• [TASK TO COMPLETE]:
Every line of the material is to be repeated exactly as it stands.

---+---

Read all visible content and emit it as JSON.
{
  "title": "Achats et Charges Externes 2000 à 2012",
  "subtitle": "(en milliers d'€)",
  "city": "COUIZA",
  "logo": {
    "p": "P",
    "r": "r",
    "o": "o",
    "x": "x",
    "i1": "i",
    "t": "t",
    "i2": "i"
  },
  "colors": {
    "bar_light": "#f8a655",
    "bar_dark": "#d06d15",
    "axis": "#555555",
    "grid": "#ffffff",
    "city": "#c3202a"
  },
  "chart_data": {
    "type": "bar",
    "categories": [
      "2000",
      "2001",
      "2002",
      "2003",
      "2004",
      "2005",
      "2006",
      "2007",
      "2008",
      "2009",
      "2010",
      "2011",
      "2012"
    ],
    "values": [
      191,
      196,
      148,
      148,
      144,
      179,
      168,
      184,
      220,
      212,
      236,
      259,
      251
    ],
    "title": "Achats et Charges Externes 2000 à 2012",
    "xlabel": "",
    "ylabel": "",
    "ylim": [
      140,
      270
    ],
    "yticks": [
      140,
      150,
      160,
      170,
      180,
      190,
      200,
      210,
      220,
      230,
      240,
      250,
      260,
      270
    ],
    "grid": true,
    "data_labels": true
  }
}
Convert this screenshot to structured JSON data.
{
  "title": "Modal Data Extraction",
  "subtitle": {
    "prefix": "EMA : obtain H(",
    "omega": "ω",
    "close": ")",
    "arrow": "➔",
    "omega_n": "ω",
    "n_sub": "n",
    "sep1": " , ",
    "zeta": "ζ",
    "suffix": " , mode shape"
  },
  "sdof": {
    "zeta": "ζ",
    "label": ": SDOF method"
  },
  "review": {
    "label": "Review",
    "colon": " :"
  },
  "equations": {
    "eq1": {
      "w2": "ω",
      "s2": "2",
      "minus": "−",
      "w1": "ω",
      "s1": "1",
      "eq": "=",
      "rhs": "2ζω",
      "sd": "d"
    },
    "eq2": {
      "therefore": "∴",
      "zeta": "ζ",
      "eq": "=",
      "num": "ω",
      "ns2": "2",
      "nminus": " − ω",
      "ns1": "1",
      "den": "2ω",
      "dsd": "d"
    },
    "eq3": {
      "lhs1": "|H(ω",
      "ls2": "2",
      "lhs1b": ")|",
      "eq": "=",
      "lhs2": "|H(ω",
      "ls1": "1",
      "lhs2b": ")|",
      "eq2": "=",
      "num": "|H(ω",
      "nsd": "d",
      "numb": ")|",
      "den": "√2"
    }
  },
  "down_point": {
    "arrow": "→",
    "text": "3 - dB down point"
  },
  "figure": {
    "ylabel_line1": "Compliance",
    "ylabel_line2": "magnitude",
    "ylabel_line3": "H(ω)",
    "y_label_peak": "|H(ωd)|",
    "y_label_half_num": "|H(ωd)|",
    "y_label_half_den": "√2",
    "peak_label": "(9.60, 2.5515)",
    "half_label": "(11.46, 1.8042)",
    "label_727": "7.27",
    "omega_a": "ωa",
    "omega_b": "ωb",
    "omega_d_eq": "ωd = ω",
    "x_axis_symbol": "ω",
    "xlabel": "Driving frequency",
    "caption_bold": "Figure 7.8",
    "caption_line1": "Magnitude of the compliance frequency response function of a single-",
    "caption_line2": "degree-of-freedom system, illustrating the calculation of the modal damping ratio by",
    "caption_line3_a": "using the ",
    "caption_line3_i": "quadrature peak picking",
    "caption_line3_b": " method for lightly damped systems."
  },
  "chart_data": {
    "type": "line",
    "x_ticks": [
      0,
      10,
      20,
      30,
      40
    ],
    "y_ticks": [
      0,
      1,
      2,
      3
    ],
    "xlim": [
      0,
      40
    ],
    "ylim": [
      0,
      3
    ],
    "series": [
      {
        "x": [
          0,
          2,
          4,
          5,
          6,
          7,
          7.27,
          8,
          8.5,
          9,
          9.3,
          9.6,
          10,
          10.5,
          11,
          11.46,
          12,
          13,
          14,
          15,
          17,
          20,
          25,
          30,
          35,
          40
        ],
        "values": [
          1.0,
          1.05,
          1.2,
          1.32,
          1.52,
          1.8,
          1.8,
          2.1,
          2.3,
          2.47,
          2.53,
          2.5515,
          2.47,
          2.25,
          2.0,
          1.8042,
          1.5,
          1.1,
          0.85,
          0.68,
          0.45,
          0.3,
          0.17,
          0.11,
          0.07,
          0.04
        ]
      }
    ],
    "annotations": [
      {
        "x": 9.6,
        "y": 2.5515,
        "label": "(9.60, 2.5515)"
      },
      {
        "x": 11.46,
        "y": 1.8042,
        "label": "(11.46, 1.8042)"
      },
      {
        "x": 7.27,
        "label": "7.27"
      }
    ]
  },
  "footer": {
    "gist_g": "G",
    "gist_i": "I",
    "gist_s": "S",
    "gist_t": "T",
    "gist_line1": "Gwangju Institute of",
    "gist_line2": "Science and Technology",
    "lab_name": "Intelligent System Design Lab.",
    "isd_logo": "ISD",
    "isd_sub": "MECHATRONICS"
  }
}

---+---

• [COMPLETE ANSWER]:
Read all visible content and emit it as JSON.
{
  "title": "Achats et Charges Externes 2000 à 2012",
  "subtitle": "(en milliers d'€)",
  "city": "COUIZA",
  "logo": {
    "p": "P",
    "r": "r",
    "o": "o",
    "x": "x",
    "i1": "i",
    "t": "t",
    "i2": "i"
  },
  "colors": {
    "bar_light": "#f8a655",
    "bar_dark": "#d06d15",
    "axis": "#555555",
    "grid": "#ffffff",
    "city": "#c3202a"
  },
  "chart_data": {
    "type": "bar",
    "categories": [
      "2000",
      "2001",
      "2002",
      "2003",
      "2004",
      "2005",
      "2006",
      "2007",
      "2008",
      "2009",
      "2010",
      "2011",
      "2012"
    ],
    "values": [
      191,
      196,
      148,
      148,
      144,
      179,
      168,
      184,
      220,
      212,
      236,
      259,
      251
    ],
    "title": "Achats et Charges Externes 2000 à 2012",
    "xlabel": "",
    "ylabel": "",
    "ylim": [
      140,
      270
    ],
    "yticks": [
      140,
      150,
      160,
      170,
      180,
      190,
      200,
      210,
      220,
      230,
      240,
      250,
      260,
      270
    ],
    "grid": true,
    "data_labels": true
  }
}
Convert this screenshot to structured JSON data.
{
  "title": "Modal Data Extraction",
  "subtitle": {
    "prefix": "EMA : obtain H(",
    "omega": "ω",
    "close": ")",
    "arrow": "➔",
    "omega_n": "ω",
    "n_sub": "n",
    "sep1": " , ",
    "zeta": "ζ",
    "suffix": " , mode shape"
  },
  "sdof": {
    "zeta": "ζ",
    "label": ": SDOF method"
  },
  "review": {
    "label": "Review",
    "colon": " :"
  },
  "equations": {
    "eq1": {
      "w2": "ω",
      "s2": "2",
      "minus": "−",
      "w1": "ω",
      "s1": "1",
      "eq": "=",
      "rhs": "2ζω",
      "sd": "d"
    },
    "eq2": {
      "therefore": "∴",
      "zeta": "ζ",
      "eq": "=",
      "num": "ω",
      "ns2": "2",
      "nminus": " − ω",
      "ns1": "1",
      "den": "2ω",
      "dsd": "d"
    },
    "eq3": {
      "lhs1": "|H(ω",
      "ls2": "2",
      "lhs1b": ")|",
      "eq": "=",
      "lhs2": "|H(ω",
      "ls1": "1",
      "lhs2b": ")|",
      "eq2": "=",
      "num": "|H(ω",
      "nsd": "d",
      "numb": ")|",
      "den": "√2"
    }
  },
  "down_point": {
    "arrow": "→",
    "text": "3 - dB down point"
  },
  "figure": {
    "ylabel_line1": "Compliance",
    "ylabel_line2": "magnitude",
    "ylabel_line3": "H(ω)",
    "y_label_peak": "|H(ωd)|",
    "y_label_half_num": "|H(ωd)|",
    "y_label_half_den": "√2",
    "peak_label": "(9.60, 2.5515)",
    "half_label": "(11.46, 1.8042)",
    "label_727": "7.27",
    "omega_a": "ωa",
    "omega_b": "ωb",
    "omega_d_eq": "ωd = ω",
    "x_axis_symbol": "ω",
    "xlabel": "Driving frequency",
    "caption_bold": "Figure 7.8",
    "caption_line1": "Magnitude of the compliance frequency response function of a single-",
    "caption_line2": "degree-of-freedom system, illustrating the calculation of the modal damping ratio by",
    "caption_line3_a": "using the ",
    "caption_line3_i": "quadrature peak picking",
    "caption_line3_b": " method for lightly damped systems."
  },
  "chart_data": {
    "type": "line",
    "x_ticks": [
      0,
      10,
      20,
      30,
      40
    ],
    "y_ticks": [
      0,
      1,
      2,
      3
    ],
    "xlim": [
      0,
      40
    ],
    "ylim": [
      0,
      3
    ],
    "series": [
      {
        "x": [
          0,
          2,
          4,
          5,
          6,
          7,
          7.27,
          8,
          8.5,
          9,
          9.3,
          9.6,
          10,
          10.5,
          11,
          11.46,
          12,
          13,
          14,
          15,
          17,
          20,
          25,
          30,
          35,
          40
        ],
        "values": [
          1.0,
          1.05,
          1.2,
          1.32,
          1.52,
          1.8,
          1.8,
          2.1,
          2.3,
          2.47,
          2.53,
          2.5515,
          2.47,
          2.25,
          2.0,
          1.8042,
          1.5,
          1.1,
          0.85,
          0.68,
          0.45,
          0.3,
          0.17,
          0.11,
          0.07,
          0.04
        ]
      }
    ],
    "annotations": [
      {
        "x": 9.6,
        "y": 2.5515,
        "label": "(9.60, 2.5515)"
      },
      {
        "x": 11.46,
        "y": 1.8042,
        "label": "(11.46, 1.8042)"
      },
      {
        "x": 7.27,
        "label": "7.27"
      }
    ]
  },
  "footer": {
    "gist_g": "G",
    "gist_i": "I",
    "gist_s": "S",
    "gist_t": "T",
    "gist_line1": "Gwangju Institute of",
    "gist_line2": "Science and Technology",
    "lab_name": "Intelligent System Design Lab.",
    "isd_logo": "ISD",
    "isd_sub": "MECHATRONICS"
  }
}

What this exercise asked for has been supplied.